* _Entries_:
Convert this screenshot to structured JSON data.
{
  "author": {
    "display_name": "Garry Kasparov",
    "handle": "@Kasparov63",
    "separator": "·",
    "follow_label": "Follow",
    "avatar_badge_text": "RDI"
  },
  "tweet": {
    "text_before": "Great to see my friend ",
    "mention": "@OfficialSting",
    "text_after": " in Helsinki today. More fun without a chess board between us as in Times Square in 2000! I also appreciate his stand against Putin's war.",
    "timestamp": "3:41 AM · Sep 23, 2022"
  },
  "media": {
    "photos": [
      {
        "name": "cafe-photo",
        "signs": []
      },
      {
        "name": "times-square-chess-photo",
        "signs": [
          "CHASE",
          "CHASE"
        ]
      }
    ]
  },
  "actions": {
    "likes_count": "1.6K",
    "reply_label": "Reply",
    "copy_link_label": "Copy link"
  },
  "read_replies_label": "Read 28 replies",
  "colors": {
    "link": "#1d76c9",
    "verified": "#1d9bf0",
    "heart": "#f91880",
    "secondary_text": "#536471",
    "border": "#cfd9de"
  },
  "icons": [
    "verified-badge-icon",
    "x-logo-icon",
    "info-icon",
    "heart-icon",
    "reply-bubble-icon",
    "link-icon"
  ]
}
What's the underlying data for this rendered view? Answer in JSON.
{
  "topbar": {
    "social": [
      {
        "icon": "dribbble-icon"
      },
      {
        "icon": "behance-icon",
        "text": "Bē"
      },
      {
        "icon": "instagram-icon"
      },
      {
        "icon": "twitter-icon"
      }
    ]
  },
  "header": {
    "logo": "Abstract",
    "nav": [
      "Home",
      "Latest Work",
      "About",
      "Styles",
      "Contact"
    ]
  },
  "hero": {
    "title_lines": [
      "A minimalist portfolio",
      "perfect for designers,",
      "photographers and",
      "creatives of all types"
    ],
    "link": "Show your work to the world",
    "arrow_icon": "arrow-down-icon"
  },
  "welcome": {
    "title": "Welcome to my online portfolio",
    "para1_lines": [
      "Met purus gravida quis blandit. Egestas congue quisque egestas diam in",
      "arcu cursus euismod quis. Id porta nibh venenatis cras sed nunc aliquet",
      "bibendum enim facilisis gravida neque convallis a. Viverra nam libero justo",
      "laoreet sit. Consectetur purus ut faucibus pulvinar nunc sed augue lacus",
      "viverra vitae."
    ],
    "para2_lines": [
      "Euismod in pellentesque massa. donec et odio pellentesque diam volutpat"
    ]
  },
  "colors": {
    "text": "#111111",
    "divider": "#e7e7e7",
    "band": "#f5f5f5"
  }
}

* _Stated task_:
Copy every line above that holds the word "data".

* _The answer_:
Convert this screenshot to structured JSON data.
What's the underlying data for this rendered view? Answer in JSON.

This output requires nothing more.